Select, from the material below, each line with "JSON" in it.

(Data items)

* Start *

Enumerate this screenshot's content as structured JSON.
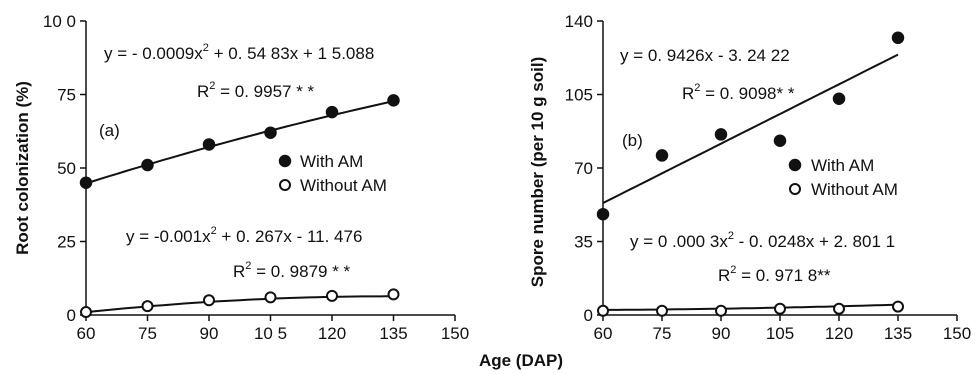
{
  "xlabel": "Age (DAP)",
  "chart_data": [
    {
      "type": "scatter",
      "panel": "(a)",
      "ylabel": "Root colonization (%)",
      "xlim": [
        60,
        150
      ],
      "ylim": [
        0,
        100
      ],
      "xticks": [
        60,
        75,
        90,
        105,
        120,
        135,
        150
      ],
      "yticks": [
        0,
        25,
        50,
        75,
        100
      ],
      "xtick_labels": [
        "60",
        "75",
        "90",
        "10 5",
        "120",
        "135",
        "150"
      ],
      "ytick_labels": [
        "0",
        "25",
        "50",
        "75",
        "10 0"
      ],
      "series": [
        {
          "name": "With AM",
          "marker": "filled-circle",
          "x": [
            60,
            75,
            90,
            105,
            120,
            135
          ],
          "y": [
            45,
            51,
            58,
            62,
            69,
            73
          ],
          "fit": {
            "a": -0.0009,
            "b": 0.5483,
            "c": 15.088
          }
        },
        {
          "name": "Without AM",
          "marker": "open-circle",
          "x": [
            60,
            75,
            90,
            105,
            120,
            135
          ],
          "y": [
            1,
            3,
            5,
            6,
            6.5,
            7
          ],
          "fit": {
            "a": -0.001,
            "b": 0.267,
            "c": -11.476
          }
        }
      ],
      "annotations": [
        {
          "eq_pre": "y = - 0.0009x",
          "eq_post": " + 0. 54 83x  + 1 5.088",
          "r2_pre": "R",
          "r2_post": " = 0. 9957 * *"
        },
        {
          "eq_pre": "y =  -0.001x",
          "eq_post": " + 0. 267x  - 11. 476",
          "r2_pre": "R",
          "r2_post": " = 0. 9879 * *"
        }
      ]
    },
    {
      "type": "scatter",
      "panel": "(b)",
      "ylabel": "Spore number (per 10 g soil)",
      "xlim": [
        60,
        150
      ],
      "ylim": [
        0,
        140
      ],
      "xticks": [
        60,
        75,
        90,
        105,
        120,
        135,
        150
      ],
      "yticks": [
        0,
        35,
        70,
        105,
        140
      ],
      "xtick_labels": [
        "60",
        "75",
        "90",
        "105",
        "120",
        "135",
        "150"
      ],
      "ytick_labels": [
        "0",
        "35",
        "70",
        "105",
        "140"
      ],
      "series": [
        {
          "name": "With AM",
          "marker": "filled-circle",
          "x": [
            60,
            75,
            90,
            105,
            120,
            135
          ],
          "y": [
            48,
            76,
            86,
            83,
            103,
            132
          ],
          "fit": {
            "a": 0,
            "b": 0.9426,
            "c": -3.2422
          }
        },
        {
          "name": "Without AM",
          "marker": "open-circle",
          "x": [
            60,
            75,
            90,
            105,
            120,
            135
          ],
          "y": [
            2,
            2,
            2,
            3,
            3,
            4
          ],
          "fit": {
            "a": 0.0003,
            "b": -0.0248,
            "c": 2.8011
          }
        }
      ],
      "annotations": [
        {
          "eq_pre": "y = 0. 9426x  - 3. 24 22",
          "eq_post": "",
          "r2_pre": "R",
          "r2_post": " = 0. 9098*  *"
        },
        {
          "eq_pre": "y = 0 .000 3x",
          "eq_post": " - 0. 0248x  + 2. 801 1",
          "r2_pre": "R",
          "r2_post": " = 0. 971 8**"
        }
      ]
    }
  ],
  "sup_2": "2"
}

* End *
* Start *

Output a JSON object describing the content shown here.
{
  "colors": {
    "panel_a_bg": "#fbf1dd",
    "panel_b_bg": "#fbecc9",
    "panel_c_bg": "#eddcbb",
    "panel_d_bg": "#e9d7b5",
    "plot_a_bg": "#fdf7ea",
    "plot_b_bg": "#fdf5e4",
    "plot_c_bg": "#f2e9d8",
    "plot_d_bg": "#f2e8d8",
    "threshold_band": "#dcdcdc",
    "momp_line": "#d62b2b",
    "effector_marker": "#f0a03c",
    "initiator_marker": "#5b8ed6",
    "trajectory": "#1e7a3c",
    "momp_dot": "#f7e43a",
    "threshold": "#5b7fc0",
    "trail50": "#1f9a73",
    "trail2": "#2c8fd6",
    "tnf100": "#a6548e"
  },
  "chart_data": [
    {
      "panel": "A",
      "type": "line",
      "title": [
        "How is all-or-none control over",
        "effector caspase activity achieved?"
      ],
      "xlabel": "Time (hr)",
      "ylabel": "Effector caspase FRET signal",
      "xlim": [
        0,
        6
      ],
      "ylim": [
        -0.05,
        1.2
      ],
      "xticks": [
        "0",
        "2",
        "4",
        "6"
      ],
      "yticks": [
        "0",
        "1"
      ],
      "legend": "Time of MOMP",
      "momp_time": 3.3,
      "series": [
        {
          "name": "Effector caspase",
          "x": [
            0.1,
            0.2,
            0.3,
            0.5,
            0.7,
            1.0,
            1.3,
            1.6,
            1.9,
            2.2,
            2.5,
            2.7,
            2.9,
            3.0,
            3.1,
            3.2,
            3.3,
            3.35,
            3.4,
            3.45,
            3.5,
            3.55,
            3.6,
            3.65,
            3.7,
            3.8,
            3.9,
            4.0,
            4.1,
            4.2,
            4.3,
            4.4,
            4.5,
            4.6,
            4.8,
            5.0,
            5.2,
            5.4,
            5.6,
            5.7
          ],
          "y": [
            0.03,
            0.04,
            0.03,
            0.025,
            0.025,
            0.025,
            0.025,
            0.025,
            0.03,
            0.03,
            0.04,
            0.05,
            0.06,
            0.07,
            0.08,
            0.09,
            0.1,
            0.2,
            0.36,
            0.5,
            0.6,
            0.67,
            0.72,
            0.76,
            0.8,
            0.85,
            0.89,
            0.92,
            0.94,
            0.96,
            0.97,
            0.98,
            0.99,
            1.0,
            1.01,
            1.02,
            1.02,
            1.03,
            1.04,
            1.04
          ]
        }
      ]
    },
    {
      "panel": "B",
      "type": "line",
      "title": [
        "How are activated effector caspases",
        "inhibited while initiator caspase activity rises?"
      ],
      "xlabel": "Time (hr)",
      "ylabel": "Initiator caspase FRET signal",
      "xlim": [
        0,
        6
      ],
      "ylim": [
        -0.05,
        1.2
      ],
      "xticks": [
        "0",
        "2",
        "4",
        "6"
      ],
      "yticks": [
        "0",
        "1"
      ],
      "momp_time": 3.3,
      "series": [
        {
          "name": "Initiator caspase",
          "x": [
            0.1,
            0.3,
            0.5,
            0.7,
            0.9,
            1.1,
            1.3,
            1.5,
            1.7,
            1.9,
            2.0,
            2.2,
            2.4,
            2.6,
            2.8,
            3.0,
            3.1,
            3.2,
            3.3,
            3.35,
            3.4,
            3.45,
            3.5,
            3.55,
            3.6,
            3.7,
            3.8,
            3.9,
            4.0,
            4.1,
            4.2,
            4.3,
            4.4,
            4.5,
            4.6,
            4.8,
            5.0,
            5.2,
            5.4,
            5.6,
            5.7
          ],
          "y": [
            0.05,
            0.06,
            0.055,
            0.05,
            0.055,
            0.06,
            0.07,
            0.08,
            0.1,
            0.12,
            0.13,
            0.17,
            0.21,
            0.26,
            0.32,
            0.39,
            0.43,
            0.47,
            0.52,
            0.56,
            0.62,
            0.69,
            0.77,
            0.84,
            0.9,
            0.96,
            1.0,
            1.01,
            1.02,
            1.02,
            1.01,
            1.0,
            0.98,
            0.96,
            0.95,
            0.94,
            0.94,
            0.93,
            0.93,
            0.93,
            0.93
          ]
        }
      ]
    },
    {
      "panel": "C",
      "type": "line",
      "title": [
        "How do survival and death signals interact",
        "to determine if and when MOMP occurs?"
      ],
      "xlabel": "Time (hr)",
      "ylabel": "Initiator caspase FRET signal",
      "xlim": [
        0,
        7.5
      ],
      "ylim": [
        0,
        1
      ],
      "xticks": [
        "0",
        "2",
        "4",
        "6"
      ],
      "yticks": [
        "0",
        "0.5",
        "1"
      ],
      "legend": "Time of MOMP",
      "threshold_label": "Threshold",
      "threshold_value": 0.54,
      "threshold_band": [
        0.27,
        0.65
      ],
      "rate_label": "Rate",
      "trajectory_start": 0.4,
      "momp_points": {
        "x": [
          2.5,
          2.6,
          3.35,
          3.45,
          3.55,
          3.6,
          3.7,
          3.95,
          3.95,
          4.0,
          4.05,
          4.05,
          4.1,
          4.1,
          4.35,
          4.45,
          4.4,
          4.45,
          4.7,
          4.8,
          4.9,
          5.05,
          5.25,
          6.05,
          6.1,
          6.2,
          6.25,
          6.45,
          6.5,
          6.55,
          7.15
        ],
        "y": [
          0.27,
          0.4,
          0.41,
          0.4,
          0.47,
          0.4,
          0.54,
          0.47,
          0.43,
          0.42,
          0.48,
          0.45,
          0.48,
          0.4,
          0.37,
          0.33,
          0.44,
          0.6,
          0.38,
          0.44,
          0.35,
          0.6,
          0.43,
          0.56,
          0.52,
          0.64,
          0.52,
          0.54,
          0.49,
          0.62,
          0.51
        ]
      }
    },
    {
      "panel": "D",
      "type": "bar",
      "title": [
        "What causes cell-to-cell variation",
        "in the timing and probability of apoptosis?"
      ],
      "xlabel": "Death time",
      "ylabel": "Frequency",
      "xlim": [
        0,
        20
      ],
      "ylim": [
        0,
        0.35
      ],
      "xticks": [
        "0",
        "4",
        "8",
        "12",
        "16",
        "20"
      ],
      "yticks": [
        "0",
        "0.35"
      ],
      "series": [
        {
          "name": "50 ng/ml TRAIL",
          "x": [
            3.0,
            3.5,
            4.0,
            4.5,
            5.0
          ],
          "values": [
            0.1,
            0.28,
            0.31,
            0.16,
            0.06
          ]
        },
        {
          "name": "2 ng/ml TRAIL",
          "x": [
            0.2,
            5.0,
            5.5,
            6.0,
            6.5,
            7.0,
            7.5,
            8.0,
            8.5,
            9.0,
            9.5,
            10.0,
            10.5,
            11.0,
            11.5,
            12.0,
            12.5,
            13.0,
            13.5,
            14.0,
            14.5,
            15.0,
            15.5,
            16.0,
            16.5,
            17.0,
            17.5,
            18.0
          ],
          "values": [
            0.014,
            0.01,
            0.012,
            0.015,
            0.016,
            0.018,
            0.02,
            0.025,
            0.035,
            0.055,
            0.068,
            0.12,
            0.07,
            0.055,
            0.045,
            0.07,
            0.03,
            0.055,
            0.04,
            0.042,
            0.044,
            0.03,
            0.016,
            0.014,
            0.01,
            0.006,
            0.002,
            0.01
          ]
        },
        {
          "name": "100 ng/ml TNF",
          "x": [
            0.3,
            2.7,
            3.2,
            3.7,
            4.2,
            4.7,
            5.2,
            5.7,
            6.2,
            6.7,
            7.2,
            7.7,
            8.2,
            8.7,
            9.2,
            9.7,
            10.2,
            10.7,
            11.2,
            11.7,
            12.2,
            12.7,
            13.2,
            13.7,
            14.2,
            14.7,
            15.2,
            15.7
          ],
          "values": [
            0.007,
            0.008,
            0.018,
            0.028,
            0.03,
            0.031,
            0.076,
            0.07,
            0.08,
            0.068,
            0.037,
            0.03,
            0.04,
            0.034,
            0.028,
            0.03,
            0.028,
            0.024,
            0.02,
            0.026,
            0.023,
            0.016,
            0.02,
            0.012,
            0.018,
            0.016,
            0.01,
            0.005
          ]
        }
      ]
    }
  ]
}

* End *

### FULL ANSWER
Enumerate this screenshot's content as structured JSON.
Output a JSON object describing the content shown here.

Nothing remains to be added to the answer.